● **The request**
Can you transcribe every entry word for word, skipping the images?

● **The data**
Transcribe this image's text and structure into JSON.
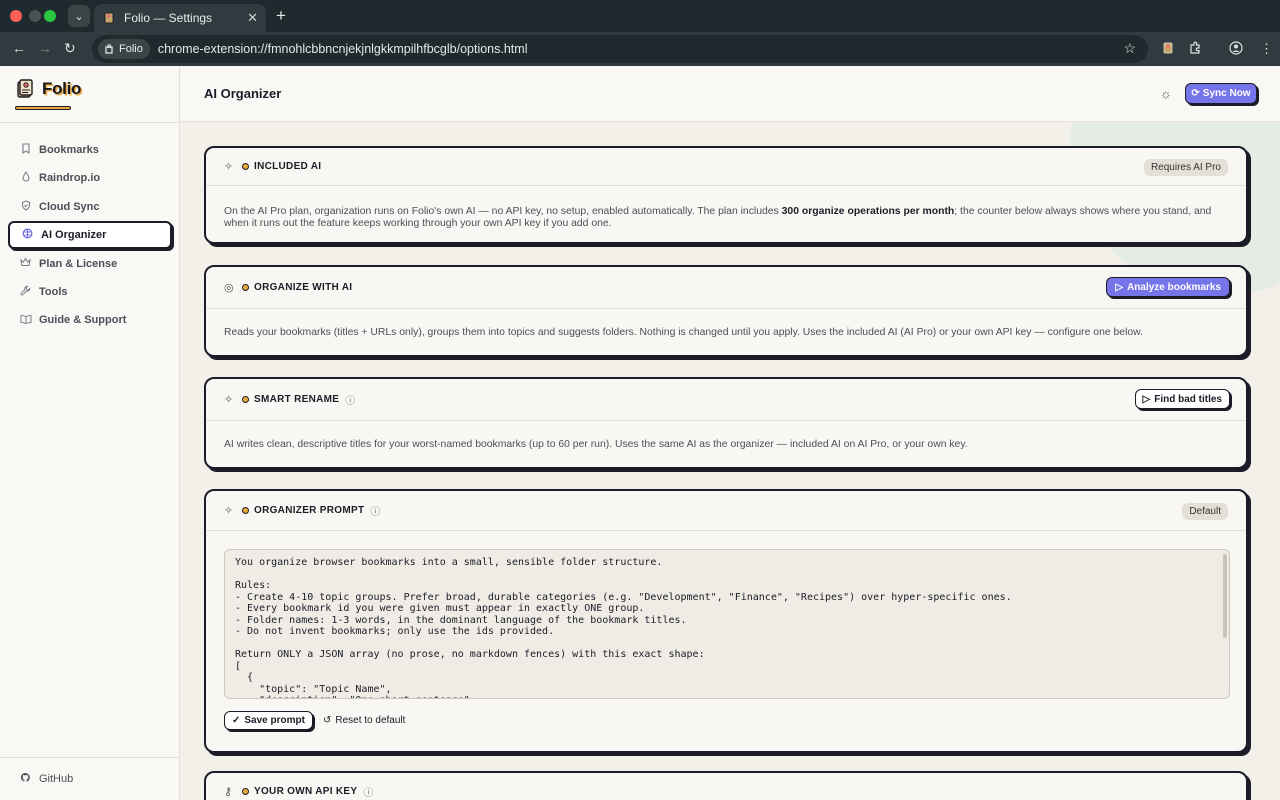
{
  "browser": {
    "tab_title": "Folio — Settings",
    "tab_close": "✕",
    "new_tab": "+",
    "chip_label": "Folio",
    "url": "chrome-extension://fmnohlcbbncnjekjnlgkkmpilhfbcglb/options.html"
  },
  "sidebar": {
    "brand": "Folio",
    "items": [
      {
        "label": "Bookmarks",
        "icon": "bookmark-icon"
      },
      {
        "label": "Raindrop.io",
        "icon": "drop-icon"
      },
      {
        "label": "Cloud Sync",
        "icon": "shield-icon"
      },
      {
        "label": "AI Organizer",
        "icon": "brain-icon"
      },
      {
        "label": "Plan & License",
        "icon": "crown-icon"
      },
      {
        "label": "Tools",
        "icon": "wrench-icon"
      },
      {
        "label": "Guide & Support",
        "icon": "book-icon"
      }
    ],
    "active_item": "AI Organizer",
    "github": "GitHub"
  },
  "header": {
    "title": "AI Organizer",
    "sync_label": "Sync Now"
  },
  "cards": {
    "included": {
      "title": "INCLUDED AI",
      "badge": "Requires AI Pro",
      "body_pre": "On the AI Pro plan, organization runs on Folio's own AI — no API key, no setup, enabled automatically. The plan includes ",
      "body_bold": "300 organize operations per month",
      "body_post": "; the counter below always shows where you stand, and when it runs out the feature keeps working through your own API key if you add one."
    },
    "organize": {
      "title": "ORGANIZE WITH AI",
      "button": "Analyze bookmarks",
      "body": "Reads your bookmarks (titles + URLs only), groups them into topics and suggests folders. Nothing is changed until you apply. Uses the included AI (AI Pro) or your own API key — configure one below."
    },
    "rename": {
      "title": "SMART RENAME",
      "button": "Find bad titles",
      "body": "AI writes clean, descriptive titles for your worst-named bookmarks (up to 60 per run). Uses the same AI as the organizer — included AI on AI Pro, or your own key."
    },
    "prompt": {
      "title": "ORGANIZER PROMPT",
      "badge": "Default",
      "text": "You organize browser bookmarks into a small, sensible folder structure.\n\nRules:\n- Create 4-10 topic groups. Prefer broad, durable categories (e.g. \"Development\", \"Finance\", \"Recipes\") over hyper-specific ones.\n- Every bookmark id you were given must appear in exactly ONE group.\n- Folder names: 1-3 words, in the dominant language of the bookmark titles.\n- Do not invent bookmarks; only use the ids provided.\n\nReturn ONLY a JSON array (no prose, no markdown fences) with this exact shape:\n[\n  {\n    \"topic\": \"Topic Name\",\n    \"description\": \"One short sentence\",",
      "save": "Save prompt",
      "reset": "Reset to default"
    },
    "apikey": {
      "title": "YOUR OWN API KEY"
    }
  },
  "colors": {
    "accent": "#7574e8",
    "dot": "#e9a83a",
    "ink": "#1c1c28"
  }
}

● **Right answer**
Transcribe this image's text and structure into JSON.
{
  "browser": {
    "tab_title": "Folio — Settings",
    "tab_close": "✕",
    "new_tab": "+",
    "chip_label": "Folio",
    "url": "chrome-extension://fmnohlcbbncnjekjnlgkkmpilhfbcglb/options.html"
  },
  "sidebar": {
    "brand": "Folio",
    "items": [
      {
        "label": "Bookmarks",
        "icon": "bookmark-icon"
      },
      {
        "label": "Raindrop.io",
        "icon": "drop-icon"
      },
      {
        "label": "Cloud Sync",
        "icon": "shield-icon"
      },
      {
        "label": "AI Organizer",
        "icon": "brain-icon"
      },
      {
        "label": "Plan & License",
        "icon": "crown-icon"
      },
      {
        "label": "Tools",
        "icon": "wrench-icon"
      },
      {
        "label": "Guide & Support",
        "icon": "book-icon"
      }
    ],
    "active_item": "AI Organizer",
    "github": "GitHub"
  },
  "header": {
    "title": "AI Organizer",
    "sync_label": "Sync Now"
  },
  "cards": {
    "included": {
      "title": "INCLUDED AI",
      "badge": "Requires AI Pro",
      "body_pre": "On the AI Pro plan, organization runs on Folio's own AI — no API key, no setup, enabled automatically. The plan includes ",
      "body_bold": "300 organize operations per month",
      "body_post": "; the counter below always shows where you stand, and when it runs out the feature keeps working through your own API key if you add one."
    },
    "organize": {
      "title": "ORGANIZE WITH AI",
      "button": "Analyze bookmarks",
      "body": "Reads your bookmarks (titles + URLs only), groups them into topics and suggests folders. Nothing is changed until you apply. Uses the included AI (AI Pro) or your own API key — configure one below."
    },
    "rename": {
      "title": "SMART RENAME",
      "button": "Find bad titles",
      "body": "AI writes clean, descriptive titles for your worst-named bookmarks (up to 60 per run). Uses the same AI as the organizer — included AI on AI Pro, or your own key."
    },
    "prompt": {
      "title": "ORGANIZER PROMPT",
      "badge": "Default",
      "text": "You organize browser bookmarks into a small, sensible folder structure.\n\nRules:\n- Create 4-10 topic groups. Prefer broad, durable categories (e.g. \"Development\", \"Finance\", \"Recipes\") over hyper-specific ones.\n- Every bookmark id you were given must appear in exactly ONE group.\n- Folder names: 1-3 words, in the dominant language of the bookmark titles.\n- Do not invent bookmarks; only use the ids provided.\n\nReturn ONLY a JSON array (no prose, no markdown fences) with this exact shape:\n[\n  {\n    \"topic\": \"Topic Name\",\n    \"description\": \"One short sentence\",",
      "save": "Save prompt",
      "reset": "Reset to default"
    },
    "apikey": {
      "title": "YOUR OWN API KEY"
    }
  },
  "colors": {
    "accent": "#7574e8",
    "dot": "#e9a83a",
    "ink": "#1c1c28"
  }
}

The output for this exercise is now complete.